** BEGIN Working data **

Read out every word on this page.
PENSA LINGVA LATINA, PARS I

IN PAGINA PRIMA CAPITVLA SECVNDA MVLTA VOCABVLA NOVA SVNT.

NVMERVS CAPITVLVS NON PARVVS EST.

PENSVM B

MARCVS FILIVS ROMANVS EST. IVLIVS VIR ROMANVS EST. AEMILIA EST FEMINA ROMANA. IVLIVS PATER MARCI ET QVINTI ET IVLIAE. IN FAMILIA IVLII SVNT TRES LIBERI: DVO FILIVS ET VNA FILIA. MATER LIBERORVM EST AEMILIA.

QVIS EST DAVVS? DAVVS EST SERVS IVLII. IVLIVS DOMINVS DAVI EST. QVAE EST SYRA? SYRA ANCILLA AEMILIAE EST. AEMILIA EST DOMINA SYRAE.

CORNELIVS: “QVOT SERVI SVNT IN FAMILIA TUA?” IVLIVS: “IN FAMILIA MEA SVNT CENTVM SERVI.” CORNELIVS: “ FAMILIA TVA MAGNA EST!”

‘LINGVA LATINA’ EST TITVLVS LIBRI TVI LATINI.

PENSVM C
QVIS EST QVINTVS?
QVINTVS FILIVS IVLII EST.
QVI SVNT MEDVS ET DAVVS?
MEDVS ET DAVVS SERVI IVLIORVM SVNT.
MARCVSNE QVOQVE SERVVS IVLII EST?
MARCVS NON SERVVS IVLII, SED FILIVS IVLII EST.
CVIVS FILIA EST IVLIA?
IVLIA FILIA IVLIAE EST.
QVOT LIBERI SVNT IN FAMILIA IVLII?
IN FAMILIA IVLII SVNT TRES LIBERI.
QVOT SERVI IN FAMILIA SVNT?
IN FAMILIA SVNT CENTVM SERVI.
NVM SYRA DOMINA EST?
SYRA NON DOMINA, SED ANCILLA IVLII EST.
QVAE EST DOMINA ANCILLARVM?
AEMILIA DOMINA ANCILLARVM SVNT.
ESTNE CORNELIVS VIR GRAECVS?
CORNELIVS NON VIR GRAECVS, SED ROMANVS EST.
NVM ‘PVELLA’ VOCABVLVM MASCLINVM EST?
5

** END Working data **

* Your instructions *
Set down the material above again, word for word.

* Result of this exercise *
Read out every word on this page.
PENSA LINGVA LATINA, PARS I

IN PAGINA PRIMA CAPITVLA SECVNDA MVLTA VOCABVLA NOVA SVNT.

NVMERVS CAPITVLVS NON PARVVS EST.

PENSVM B

MARCVS FILIVS ROMANVS EST. IVLIVS VIR ROMANVS EST. AEMILIA EST FEMINA ROMANA. IVLIVS PATER MARCI ET QVINTI ET IVLIAE. IN FAMILIA IVLII SVNT TRES LIBERI: DVO FILIVS ET VNA FILIA. MATER LIBERORVM EST AEMILIA.

QVIS EST DAVVS? DAVVS EST SERVS IVLII. IVLIVS DOMINVS DAVI EST. QVAE EST SYRA? SYRA ANCILLA AEMILIAE EST. AEMILIA EST DOMINA SYRAE.

CORNELIVS: “QVOT SERVI SVNT IN FAMILIA TUA?” IVLIVS: “IN FAMILIA MEA SVNT CENTVM SERVI.” CORNELIVS: “ FAMILIA TVA MAGNA EST!”

‘LINGVA LATINA’ EST TITVLVS LIBRI TVI LATINI.

PENSVM C
QVIS EST QVINTVS?
QVINTVS FILIVS IVLII EST.
QVI SVNT MEDVS ET DAVVS?
MEDVS ET DAVVS SERVI IVLIORVM SVNT.
MARCVSNE QVOQVE SERVVS IVLII EST?
MARCVS NON SERVVS IVLII, SED FILIVS IVLII EST.
CVIVS FILIA EST IVLIA?
IVLIA FILIA IVLIAE EST.
QVOT LIBERI SVNT IN FAMILIA IVLII?
IN FAMILIA IVLII SVNT TRES LIBERI.
QVOT SERVI IN FAMILIA SVNT?
IN FAMILIA SVNT CENTVM SERVI.
NVM SYRA DOMINA EST?
SYRA NON DOMINA, SED ANCILLA IVLII EST.
QVAE EST DOMINA ANCILLARVM?
AEMILIA DOMINA ANCILLARVM SVNT.
ESTNE CORNELIVS VIR GRAECVS?
CORNELIVS NON VIR GRAECVS, SED ROMANVS EST.
NVM ‘PVELLA’ VOCABVLVM MASCLINVM EST?
5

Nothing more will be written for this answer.